- [Written exercise]
Type the records out again in full, exactly.

- [Excerpted data]
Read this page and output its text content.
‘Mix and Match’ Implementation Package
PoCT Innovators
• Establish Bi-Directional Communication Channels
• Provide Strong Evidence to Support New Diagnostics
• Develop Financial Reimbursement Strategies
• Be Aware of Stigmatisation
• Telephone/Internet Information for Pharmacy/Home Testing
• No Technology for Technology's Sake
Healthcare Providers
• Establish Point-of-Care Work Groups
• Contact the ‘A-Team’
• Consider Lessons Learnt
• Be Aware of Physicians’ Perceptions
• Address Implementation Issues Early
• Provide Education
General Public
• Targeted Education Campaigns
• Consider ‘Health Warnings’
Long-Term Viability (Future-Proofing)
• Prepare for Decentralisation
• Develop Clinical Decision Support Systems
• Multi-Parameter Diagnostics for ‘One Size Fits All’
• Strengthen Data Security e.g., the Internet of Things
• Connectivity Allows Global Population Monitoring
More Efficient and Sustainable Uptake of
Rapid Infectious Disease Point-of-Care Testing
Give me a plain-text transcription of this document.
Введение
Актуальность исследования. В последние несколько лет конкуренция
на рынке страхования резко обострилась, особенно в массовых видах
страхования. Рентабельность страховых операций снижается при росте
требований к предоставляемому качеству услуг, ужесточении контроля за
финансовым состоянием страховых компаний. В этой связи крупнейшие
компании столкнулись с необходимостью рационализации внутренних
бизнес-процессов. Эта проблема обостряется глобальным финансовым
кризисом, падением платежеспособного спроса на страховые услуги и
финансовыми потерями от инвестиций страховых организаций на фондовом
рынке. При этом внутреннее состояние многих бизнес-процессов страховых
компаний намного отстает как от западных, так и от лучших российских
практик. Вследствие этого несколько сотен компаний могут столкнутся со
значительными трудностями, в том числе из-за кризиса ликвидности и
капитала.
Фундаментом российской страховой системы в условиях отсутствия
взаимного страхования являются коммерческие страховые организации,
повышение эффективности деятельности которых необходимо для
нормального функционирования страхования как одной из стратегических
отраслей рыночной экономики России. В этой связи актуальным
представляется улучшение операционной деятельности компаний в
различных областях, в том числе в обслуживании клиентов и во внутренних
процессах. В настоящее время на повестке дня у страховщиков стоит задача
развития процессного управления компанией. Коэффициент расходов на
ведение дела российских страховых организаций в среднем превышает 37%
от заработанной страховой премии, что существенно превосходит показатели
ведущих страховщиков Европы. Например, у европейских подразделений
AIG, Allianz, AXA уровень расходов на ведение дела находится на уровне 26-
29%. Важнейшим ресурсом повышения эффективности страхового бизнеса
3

- [The output]
Read this page and output its text content.
‘Mix and Match’ Implementation Package
PoCT Innovators
• Establish Bi-Directional Communication Channels
• Provide Strong Evidence to Support New Diagnostics
• Develop Financial Reimbursement Strategies
• Be Aware of Stigmatisation
• Telephone/Internet Information for Pharmacy/Home Testing
• No Technology for Technology's Sake
Healthcare Providers
• Establish Point-of-Care Work Groups
• Contact the ‘A-Team’
• Consider Lessons Learnt
• Be Aware of Physicians’ Perceptions
• Address Implementation Issues Early
• Provide Education
General Public
• Targeted Education Campaigns
• Consider ‘Health Warnings’
Long-Term Viability (Future-Proofing)
• Prepare for Decentralisation
• Develop Clinical Decision Support Systems
• Multi-Parameter Diagnostics for ‘One Size Fits All’
• Strengthen Data Security e.g., the Internet of Things
• Connectivity Allows Global Population Monitoring
More Efficient and Sustainable Uptake of
Rapid Infectious Disease Point-of-Care Testing
Give me a plain-text transcription of this document.
Введение
Актуальность исследования. В последние несколько лет конкуренция
на рынке страхования резко обострилась, особенно в массовых видах
страхования. Рентабельность страховых операций снижается при росте
требований к предоставляемому качеству услуг, ужесточении контроля за
финансовым состоянием страховых компаний. В этой связи крупнейшие
компании столкнулись с необходимостью рационализации внутренних
бизнес-процессов. Эта проблема обостряется глобальным финансовым
кризисом, падением платежеспособного спроса на страховые услуги и
финансовыми потерями от инвестиций страховых организаций на фондовом
рынке. При этом внутреннее состояние многих бизнес-процессов страховых
компаний намного отстает как от западных, так и от лучших российских
практик. Вследствие этого несколько сотен компаний могут столкнутся со
значительными трудностями, в том числе из-за кризиса ликвидности и
капитала.
Фундаментом российской страховой системы в условиях отсутствия
взаимного страхования являются коммерческие страховые организации,
повышение эффективности деятельности которых необходимо для
нормального функционирования страхования как одной из стратегических
отраслей рыночной экономики России. В этой связи актуальным
представляется улучшение операционной деятельности компаний в
различных областях, в том числе в обслуживании клиентов и во внутренних
процессах. В настоящее время на повестке дня у страховщиков стоит задача
развития процессного управления компанией. Коэффициент расходов на
ведение дела российских страховых организаций в среднем превышает 37%
от заработанной страховой премии, что существенно превосходит показатели
ведущих страховщиков Европы. Например, у европейских подразделений
AIG, Allianz, AXA уровень расходов на ведение дела находится на уровне 26-
29%. Важнейшим ресурсом повышения эффективности страхового бизнеса
3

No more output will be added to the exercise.